To be done: Scan the entries and tally the lines that include the string "وزوامل". Reply with the figure alone.

Material shown:

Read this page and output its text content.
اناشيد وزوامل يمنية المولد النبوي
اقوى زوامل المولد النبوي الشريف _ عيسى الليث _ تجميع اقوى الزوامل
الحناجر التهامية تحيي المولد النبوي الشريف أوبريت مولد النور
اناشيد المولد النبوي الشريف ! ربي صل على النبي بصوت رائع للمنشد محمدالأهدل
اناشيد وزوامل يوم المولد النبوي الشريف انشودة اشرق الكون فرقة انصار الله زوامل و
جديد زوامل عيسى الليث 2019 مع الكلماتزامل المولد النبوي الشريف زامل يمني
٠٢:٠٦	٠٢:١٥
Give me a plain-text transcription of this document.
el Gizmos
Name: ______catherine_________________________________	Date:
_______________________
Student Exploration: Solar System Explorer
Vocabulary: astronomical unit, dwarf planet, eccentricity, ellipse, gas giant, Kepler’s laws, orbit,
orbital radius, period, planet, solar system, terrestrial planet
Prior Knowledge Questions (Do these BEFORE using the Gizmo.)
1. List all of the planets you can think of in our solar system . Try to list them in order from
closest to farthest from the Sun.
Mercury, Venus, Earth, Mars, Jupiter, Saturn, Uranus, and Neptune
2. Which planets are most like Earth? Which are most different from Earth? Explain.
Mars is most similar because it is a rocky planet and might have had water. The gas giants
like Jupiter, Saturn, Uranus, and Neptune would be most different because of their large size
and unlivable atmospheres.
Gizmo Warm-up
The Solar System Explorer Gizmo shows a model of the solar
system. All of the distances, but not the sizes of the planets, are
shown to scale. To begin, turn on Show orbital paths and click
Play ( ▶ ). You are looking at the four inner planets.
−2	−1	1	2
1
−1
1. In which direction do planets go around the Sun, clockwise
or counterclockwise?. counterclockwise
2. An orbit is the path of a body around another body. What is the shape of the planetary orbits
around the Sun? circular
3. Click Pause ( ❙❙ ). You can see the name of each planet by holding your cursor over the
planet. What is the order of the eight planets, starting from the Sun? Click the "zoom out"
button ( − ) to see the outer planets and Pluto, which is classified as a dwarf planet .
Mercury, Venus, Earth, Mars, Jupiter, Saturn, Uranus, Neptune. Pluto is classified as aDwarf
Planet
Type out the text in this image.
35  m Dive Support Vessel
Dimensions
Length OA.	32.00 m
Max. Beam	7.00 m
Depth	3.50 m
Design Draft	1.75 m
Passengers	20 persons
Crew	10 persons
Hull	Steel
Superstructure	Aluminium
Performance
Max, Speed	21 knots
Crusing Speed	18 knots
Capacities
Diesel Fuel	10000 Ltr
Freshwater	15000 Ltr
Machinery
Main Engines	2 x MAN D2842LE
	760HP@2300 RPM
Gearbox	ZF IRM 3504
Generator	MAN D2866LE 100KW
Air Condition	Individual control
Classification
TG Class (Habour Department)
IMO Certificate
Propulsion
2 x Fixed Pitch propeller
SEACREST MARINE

Full response: 2